PROVIDED RECORDS ▸
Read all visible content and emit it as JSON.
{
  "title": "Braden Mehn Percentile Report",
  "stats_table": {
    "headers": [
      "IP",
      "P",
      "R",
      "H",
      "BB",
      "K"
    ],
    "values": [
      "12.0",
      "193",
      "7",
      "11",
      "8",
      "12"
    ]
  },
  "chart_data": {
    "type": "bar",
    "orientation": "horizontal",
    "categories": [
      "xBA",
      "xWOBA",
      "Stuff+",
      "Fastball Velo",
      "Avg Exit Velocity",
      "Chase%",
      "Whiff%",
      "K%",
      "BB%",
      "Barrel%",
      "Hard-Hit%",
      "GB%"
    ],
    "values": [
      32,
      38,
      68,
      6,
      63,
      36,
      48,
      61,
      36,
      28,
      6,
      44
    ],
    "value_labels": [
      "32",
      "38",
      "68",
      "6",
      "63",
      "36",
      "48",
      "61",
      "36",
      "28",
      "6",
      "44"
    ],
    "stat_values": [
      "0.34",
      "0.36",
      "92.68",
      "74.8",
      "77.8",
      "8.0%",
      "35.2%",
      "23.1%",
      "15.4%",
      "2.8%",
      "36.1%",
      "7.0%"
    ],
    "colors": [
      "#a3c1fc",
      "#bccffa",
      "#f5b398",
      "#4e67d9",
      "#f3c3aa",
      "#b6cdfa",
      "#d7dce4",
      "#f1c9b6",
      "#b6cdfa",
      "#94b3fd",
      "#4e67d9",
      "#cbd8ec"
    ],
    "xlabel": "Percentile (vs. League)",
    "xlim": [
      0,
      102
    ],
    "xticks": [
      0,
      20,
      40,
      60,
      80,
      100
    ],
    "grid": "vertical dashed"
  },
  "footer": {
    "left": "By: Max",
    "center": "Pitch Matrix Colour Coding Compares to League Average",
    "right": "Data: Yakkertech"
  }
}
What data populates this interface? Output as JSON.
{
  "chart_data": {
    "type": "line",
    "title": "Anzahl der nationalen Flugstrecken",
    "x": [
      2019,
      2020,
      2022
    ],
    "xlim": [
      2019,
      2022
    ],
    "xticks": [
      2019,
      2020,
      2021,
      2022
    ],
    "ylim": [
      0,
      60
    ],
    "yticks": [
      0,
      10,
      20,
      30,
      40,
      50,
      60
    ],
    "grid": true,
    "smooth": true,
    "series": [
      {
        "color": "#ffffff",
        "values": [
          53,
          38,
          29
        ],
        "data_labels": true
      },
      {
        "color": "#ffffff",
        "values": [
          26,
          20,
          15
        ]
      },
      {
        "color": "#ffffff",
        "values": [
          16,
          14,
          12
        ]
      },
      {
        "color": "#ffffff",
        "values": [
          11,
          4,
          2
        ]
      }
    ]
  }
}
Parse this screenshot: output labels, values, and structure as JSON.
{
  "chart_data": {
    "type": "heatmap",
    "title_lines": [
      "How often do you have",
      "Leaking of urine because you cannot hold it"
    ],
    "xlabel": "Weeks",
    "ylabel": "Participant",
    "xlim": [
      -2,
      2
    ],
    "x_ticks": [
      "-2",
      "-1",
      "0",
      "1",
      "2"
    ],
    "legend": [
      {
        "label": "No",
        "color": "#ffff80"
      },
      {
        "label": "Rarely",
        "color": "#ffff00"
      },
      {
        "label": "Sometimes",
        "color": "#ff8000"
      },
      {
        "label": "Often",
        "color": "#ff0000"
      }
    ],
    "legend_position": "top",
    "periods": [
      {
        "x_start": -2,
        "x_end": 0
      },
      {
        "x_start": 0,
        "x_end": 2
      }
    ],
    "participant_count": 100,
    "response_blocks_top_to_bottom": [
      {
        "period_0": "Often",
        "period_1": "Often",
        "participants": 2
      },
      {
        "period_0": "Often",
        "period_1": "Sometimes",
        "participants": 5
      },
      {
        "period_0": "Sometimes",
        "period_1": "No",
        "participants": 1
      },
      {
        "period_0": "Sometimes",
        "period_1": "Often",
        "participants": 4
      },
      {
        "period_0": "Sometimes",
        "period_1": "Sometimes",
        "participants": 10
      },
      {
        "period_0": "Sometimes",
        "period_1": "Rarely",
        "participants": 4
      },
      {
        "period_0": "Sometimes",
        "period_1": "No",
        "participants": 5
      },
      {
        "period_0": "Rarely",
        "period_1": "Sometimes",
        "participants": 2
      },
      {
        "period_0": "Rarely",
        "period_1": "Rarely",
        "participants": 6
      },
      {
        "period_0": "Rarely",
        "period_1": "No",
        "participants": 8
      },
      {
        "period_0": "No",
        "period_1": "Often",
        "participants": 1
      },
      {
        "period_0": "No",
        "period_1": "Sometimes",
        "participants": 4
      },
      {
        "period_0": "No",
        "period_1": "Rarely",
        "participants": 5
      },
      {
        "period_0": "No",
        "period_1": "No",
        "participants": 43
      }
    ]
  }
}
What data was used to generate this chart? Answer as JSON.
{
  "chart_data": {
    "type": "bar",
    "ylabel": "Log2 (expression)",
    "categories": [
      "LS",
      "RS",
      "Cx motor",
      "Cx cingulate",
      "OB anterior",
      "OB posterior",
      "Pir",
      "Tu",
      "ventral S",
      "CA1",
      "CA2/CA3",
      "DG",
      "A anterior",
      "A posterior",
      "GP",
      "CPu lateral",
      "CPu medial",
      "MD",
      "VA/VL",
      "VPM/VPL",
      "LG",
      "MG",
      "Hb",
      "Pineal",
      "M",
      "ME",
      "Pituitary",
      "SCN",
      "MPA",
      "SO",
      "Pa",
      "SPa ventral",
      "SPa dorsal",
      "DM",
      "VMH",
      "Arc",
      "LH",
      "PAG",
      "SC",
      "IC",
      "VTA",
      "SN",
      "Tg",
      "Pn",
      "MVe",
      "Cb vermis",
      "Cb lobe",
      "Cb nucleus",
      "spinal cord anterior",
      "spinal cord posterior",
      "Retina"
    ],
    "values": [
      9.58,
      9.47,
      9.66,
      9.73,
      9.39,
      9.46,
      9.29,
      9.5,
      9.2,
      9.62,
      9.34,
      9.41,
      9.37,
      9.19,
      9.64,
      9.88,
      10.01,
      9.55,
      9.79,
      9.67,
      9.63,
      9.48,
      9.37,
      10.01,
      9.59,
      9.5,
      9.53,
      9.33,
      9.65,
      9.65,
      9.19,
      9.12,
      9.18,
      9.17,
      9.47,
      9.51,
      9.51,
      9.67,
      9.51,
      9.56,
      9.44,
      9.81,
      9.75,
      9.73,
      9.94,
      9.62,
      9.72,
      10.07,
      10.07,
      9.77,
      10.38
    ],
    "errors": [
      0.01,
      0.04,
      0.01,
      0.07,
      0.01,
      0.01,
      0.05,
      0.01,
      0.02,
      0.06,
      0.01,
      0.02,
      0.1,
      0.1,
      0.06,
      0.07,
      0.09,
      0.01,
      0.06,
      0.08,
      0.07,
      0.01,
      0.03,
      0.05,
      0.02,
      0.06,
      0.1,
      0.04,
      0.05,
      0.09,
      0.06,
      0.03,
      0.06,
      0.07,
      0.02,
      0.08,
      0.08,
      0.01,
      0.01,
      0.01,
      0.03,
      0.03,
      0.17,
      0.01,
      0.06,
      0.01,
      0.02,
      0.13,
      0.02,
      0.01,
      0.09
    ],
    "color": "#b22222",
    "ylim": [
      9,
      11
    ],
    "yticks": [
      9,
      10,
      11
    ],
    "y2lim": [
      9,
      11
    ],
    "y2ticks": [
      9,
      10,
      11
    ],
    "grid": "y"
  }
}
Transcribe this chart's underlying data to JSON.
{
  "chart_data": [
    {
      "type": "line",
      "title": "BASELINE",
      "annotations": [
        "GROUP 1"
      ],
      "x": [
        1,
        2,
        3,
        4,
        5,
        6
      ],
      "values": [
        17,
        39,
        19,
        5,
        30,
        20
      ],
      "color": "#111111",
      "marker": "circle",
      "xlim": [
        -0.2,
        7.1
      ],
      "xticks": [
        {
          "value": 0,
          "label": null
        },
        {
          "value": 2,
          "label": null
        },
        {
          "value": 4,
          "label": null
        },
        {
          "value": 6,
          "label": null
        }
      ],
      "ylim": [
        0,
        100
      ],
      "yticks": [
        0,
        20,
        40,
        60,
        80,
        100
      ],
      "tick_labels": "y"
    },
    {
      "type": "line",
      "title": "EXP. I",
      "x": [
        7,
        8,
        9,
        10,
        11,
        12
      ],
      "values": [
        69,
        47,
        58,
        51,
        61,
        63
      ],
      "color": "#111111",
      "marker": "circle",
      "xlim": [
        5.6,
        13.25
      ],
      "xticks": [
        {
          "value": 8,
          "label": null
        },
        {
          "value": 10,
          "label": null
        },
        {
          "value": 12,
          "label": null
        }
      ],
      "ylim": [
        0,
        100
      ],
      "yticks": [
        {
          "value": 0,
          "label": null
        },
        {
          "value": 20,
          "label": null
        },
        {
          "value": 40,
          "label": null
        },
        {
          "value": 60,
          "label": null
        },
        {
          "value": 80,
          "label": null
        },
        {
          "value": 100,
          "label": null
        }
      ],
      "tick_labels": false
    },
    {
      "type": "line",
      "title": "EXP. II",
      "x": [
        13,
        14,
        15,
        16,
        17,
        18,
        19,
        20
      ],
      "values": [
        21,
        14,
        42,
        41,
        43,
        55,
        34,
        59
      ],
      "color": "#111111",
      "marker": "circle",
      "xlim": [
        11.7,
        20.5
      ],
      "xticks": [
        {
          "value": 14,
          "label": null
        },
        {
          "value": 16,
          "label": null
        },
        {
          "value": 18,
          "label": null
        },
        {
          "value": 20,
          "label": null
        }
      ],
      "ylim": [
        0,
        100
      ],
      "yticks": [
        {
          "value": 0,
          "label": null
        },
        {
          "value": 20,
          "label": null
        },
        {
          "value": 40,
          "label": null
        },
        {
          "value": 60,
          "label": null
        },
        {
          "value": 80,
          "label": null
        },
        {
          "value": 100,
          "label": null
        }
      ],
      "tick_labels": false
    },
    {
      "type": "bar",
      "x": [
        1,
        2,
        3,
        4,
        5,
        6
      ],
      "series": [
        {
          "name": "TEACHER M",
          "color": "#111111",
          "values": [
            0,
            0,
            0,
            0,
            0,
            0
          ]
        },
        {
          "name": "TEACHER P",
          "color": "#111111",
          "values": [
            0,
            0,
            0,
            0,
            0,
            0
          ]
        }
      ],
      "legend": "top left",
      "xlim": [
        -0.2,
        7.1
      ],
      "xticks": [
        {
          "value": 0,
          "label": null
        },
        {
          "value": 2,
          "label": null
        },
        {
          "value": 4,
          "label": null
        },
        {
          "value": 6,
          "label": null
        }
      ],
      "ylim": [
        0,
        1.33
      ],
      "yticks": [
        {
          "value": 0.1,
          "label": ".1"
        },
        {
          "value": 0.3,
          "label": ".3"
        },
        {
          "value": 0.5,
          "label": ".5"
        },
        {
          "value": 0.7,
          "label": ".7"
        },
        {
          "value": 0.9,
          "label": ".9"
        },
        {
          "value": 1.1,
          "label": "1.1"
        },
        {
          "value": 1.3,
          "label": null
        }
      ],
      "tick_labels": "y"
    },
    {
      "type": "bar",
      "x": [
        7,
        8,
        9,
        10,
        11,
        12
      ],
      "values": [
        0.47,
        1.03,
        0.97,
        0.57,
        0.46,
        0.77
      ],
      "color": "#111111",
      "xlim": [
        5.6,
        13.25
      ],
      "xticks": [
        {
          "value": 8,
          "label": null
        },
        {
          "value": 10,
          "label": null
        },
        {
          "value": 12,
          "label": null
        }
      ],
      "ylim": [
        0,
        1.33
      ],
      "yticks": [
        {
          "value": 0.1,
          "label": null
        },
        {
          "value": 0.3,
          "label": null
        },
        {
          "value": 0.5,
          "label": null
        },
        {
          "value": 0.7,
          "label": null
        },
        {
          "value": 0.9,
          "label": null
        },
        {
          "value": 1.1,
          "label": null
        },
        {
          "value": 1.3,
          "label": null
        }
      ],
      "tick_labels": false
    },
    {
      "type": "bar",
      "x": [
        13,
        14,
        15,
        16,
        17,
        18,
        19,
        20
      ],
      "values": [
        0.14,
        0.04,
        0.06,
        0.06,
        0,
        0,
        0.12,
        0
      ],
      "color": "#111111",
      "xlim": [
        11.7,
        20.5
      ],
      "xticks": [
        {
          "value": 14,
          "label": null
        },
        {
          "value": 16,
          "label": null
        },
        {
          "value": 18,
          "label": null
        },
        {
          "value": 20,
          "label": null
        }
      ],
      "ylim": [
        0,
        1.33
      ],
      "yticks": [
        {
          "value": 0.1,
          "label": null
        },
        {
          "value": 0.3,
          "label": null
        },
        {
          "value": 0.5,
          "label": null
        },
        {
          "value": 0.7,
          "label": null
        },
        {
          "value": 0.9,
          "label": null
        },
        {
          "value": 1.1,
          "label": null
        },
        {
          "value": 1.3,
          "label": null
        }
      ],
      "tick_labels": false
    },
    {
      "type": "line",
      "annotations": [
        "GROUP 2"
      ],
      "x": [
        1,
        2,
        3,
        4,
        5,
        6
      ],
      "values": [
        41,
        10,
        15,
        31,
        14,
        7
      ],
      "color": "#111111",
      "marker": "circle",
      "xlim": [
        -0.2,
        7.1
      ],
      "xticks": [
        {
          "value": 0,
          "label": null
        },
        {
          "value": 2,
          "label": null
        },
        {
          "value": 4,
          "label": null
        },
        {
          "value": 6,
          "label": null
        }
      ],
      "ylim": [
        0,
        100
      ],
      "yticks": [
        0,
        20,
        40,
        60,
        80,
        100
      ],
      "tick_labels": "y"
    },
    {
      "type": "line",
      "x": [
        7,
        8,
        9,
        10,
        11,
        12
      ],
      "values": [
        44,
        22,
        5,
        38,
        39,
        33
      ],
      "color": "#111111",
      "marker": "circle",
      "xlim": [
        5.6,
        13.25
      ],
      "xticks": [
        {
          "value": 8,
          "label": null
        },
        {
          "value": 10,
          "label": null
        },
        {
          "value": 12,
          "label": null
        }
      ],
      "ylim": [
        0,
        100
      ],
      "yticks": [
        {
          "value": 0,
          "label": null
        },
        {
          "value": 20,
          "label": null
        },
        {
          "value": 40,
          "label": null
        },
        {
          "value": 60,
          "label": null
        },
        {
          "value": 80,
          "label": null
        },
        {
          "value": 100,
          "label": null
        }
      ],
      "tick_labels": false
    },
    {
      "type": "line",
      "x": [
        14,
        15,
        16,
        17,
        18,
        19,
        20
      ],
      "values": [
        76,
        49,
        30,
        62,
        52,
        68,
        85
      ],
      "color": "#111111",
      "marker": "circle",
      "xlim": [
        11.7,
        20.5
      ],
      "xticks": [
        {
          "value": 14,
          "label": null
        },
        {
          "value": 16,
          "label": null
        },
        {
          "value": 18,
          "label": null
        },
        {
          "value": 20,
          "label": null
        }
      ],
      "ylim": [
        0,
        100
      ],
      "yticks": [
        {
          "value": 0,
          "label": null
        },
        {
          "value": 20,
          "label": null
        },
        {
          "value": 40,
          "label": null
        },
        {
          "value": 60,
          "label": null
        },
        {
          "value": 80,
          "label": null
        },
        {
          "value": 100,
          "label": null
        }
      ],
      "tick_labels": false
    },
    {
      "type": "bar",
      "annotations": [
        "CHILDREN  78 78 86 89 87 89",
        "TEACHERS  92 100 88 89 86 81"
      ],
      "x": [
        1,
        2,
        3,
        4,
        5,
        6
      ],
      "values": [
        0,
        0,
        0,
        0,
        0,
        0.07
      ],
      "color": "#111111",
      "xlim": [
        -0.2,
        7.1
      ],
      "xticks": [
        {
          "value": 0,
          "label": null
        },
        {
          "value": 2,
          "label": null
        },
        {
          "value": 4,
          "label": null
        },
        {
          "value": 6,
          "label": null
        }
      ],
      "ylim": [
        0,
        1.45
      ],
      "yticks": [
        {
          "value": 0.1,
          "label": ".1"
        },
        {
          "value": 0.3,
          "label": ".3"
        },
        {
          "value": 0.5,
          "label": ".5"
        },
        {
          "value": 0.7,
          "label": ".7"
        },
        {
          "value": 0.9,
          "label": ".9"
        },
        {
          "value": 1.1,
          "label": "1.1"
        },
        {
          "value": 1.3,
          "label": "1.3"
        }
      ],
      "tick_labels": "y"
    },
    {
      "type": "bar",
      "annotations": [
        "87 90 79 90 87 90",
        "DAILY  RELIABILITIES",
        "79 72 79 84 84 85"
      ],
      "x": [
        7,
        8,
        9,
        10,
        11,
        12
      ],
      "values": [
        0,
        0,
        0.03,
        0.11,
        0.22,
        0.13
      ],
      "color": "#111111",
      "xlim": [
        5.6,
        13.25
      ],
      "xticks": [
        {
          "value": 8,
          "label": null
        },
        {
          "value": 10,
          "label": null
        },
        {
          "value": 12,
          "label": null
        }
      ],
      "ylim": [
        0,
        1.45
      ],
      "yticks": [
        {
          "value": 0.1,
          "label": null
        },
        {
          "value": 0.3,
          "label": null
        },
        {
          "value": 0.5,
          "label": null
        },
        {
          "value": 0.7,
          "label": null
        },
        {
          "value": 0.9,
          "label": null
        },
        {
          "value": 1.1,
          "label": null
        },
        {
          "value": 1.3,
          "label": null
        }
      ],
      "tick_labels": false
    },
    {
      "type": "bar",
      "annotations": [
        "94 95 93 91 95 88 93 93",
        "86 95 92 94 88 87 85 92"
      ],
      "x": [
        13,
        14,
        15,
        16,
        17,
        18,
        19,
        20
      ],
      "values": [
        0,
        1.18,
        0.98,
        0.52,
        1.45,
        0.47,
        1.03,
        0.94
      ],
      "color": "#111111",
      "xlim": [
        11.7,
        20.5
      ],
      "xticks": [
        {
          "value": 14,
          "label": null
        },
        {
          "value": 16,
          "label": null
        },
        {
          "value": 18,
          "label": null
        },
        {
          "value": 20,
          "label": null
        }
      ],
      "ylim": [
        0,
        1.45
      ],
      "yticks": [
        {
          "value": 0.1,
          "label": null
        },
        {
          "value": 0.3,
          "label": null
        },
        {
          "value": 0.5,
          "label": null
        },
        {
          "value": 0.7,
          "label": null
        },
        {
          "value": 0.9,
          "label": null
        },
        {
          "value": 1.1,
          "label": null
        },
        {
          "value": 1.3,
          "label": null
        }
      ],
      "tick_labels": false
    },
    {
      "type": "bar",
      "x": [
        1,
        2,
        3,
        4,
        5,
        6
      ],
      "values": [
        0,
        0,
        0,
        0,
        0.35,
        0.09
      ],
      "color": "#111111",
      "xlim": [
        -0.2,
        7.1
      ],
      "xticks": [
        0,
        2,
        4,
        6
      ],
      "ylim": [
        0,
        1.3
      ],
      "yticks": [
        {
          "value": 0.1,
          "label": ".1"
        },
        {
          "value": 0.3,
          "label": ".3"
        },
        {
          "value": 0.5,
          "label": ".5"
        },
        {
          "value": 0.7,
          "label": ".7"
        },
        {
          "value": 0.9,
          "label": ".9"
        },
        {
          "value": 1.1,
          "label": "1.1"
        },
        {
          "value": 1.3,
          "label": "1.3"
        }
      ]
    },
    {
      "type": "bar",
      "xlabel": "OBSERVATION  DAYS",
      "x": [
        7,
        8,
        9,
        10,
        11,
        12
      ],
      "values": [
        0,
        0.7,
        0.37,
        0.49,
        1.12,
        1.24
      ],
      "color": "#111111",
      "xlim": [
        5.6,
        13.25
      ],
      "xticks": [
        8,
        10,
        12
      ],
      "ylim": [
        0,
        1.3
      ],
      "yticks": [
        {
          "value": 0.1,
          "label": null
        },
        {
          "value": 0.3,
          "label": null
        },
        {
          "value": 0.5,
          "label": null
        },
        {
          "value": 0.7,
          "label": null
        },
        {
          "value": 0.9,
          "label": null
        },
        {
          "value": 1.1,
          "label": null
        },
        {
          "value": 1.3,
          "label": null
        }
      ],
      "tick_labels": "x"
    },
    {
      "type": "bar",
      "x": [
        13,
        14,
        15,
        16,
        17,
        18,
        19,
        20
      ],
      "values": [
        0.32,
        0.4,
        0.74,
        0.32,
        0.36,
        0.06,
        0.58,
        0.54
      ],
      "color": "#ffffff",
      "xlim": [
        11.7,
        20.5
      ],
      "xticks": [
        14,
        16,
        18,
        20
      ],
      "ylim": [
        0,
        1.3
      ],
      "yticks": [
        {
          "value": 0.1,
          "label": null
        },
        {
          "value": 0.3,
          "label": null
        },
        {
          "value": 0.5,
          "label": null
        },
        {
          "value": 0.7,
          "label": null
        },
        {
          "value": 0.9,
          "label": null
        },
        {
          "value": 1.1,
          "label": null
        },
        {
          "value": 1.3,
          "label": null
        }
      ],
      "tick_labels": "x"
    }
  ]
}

EXERCISE TASK ▸ Lines of the material that contain the word "spinal" are to be gathered.

CORRECT ANSWER ▸
      "spinal cord anterior",
      "spinal cord posterior",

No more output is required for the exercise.